Dataset rows
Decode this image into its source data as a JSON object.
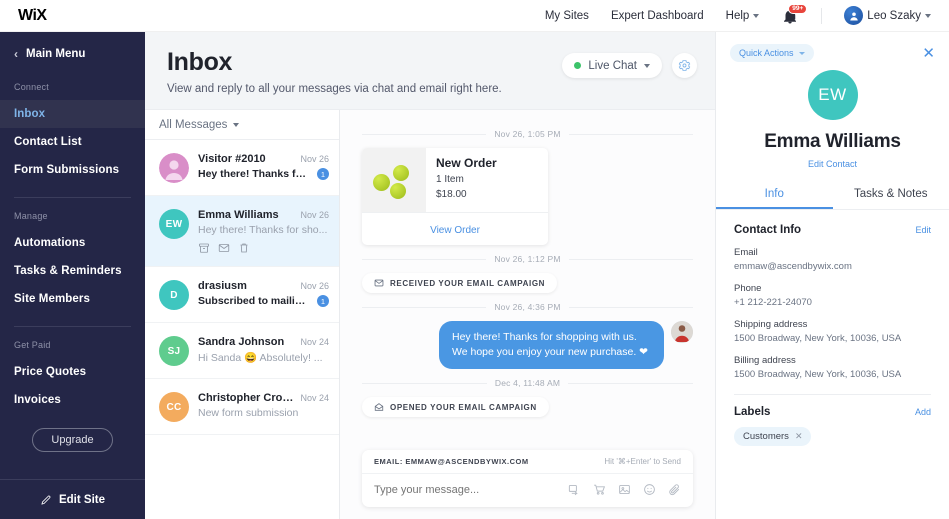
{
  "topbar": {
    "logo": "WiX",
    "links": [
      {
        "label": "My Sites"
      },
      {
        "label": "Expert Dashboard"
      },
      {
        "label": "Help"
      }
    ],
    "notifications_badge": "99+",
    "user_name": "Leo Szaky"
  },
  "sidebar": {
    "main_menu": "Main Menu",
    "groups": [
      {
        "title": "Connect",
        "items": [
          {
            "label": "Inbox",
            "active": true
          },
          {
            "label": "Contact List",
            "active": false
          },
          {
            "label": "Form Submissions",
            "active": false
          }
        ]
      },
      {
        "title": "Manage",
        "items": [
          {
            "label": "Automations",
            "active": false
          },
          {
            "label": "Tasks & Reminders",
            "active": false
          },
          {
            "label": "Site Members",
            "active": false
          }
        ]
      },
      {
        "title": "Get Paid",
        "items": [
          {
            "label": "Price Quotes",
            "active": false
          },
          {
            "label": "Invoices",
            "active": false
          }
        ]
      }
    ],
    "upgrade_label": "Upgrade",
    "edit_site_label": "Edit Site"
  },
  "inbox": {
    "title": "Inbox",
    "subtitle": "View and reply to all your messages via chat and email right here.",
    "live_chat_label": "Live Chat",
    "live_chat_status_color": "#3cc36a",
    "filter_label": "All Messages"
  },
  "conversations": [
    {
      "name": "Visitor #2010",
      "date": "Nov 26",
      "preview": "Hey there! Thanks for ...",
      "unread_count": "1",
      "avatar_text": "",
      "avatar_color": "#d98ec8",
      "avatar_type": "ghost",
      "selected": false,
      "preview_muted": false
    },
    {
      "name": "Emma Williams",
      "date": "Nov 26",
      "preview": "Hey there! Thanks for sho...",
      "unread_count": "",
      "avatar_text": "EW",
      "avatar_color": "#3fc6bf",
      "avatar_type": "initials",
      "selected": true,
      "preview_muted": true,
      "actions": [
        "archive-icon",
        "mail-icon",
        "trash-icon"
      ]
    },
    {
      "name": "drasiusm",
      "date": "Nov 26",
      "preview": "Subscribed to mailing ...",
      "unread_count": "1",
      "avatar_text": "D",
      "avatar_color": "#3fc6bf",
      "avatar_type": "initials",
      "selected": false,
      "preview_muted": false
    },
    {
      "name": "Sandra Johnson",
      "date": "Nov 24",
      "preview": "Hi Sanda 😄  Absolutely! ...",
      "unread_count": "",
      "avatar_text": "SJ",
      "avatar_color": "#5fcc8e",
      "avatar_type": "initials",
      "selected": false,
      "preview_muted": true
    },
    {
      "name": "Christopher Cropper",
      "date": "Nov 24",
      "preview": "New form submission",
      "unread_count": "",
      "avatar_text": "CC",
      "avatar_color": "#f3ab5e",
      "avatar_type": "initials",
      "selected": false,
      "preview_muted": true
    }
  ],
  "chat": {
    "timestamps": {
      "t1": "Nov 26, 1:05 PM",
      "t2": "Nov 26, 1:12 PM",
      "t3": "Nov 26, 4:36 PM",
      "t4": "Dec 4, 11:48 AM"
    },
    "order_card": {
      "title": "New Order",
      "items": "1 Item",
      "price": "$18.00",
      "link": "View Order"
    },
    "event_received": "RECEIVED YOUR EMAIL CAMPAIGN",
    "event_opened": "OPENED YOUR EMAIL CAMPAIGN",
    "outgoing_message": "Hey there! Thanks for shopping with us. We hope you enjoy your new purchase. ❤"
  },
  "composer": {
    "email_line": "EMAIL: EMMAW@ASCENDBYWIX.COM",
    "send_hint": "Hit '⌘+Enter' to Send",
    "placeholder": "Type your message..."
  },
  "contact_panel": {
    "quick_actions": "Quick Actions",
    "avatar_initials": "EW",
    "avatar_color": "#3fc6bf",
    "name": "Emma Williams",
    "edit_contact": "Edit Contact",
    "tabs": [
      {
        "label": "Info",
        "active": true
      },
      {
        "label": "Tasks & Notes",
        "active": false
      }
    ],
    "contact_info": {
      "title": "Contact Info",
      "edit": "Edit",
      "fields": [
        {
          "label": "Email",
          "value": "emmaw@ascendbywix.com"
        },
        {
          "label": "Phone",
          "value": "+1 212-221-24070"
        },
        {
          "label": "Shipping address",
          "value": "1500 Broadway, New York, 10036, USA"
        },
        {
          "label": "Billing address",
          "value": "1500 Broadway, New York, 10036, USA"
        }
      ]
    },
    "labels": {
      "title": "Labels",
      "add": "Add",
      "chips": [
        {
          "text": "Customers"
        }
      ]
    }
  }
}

...

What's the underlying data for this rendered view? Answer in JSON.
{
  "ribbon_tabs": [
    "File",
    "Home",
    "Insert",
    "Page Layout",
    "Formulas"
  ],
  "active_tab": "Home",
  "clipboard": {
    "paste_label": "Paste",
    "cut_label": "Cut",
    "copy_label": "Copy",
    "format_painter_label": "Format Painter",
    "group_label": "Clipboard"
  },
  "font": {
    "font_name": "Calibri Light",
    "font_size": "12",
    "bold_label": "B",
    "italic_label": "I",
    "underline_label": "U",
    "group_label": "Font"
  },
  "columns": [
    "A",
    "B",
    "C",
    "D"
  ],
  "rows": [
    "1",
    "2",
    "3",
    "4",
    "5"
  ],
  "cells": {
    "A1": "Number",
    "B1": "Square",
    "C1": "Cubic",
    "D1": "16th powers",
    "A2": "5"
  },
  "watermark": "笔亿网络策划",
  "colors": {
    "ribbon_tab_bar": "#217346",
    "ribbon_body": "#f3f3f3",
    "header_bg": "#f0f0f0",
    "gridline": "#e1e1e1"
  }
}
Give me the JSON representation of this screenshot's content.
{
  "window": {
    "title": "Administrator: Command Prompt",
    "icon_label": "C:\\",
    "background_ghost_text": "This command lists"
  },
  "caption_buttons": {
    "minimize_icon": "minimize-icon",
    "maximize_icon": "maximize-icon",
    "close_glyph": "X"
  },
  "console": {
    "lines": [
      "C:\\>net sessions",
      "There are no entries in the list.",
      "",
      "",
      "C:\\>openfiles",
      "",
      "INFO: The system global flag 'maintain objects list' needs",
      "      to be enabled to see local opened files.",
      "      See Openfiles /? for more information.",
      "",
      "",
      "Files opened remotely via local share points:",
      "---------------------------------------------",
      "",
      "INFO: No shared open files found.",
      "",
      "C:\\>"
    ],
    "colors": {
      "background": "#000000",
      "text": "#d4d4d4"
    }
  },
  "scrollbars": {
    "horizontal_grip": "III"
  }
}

What to work on
Scan the material above and determine how many lines include the word "Williams"; report only the number.

Correct answer
2